● **TEXT EXCERPT**:
╔══

Saturday 18 April 2020

Coronavirus Kairos: #1 Time



This post is the first under the umbrella of Coronavirus Kairos. These entries will look at various cultural, sociological and/or political aspects of living in the time of Covid 19, taking a predominantly philosophical approach to a number of themes that affect our lives. I hope you enjoy them.

#1 TIME

Many individuals are noticing a change of temporal perception during lockdown. Some of these 'feelings' around the passing of time are also somewhat contradictory: one can feel that time has slowed down while in the moment, but when looking back over a period of days, or weeks, time can also seem contracted.

A recent article in Aeon, entitled 'Time alone (chosen or not) can be a chance to hit the reset button', by a psychologist, examines solitude and the effects of it on our emotions, offering a term called 'dispositional autonomy' that is presented as being more significant than that of the introvert versus extravert dichotomy in dictating whether, as individuals, we cope better with extended time in solitude.

╚══

● **ENTRIES SHOWN**:
╔══

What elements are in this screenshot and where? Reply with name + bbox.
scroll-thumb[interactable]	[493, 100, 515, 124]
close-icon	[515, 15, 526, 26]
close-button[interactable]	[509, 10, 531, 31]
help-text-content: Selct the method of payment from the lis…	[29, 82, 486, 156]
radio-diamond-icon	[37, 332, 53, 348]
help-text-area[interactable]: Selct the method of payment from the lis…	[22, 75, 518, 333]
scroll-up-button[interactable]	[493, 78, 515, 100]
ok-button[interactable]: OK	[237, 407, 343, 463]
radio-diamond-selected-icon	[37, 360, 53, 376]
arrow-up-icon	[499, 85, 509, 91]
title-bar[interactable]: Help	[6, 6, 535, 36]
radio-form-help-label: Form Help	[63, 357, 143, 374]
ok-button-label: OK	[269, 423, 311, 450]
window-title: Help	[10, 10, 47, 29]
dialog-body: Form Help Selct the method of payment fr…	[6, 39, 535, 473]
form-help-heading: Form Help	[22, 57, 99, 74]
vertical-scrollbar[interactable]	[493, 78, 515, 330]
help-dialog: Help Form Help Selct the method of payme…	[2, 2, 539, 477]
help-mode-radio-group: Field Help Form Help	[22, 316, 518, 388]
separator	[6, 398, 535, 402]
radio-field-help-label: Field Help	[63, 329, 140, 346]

╚══

● **APPLY WHAT YOU READ**:
1. Update the Coronavirus Kairos post from "Saturday 18 April" through "you enjoy them.", replacing "Covid 19" with "COVID-19".
2. In the Coronavirus Kairos post, what term does the Aeon article offer as more significant than the introvert versus extravert dichotomy?
3. Resume the Coronavirus Kairos post from where it stops.

● **ANSWERS TO EACH TASK**:
1.
Saturday 18 April 2020

Coronavirus Kairos: #1 Time



This post is the first under the umbrella of Coronavirus Kairos. These entries will look at various cultural, sociological and/or political aspects of living in the time of COVID-19, taking a predominantly philosophical approach to a number of themes that affect our lives. I hope you enjoy them.

2. Dispositional autonomy

3.
While today's psychologists might take a specific and very contemporary look at the effects of time in lockdown, philosophers and scientists have been discussing and measuring time for millenia, with various terms being invented to describe it. In Classical Greek philosophy two specific terms can be associated with time: kairos and chronos. Kairos is tied to action, which have an effect in regard to being applied to a specific set of circumstances. Chronos is concerned with the order of time (its sequential nature) and is seen as being consistent and external to individual interpretation.

These two terms could be considered to be connected through another term, telos, which means 'end' and 'goal'. For G.W.F Hegel telos was attached to history inasmuch as it progresses in a temporal fashion, phenomenologically influenced by the becoming of all the factors that underpin its flow towards this endpoint, its purpose. Of course, for Hegel, this is always influenced by the immanence of spirit as an expression of God. We can see here how kairos, as an action, can be attributed to historical moments in time, with chronos being the bedrock in which these take place - the underlying directional structure that propels time 'forwards'. In our current "corona time" (as I like to call it) we could view telos as being the historical place covid 19 has - and more importantly, will eventually have retrospectively - in the timeframe of a greater history, as yet not unfolded. Kairos could be the actions we take in this period that will affect that history.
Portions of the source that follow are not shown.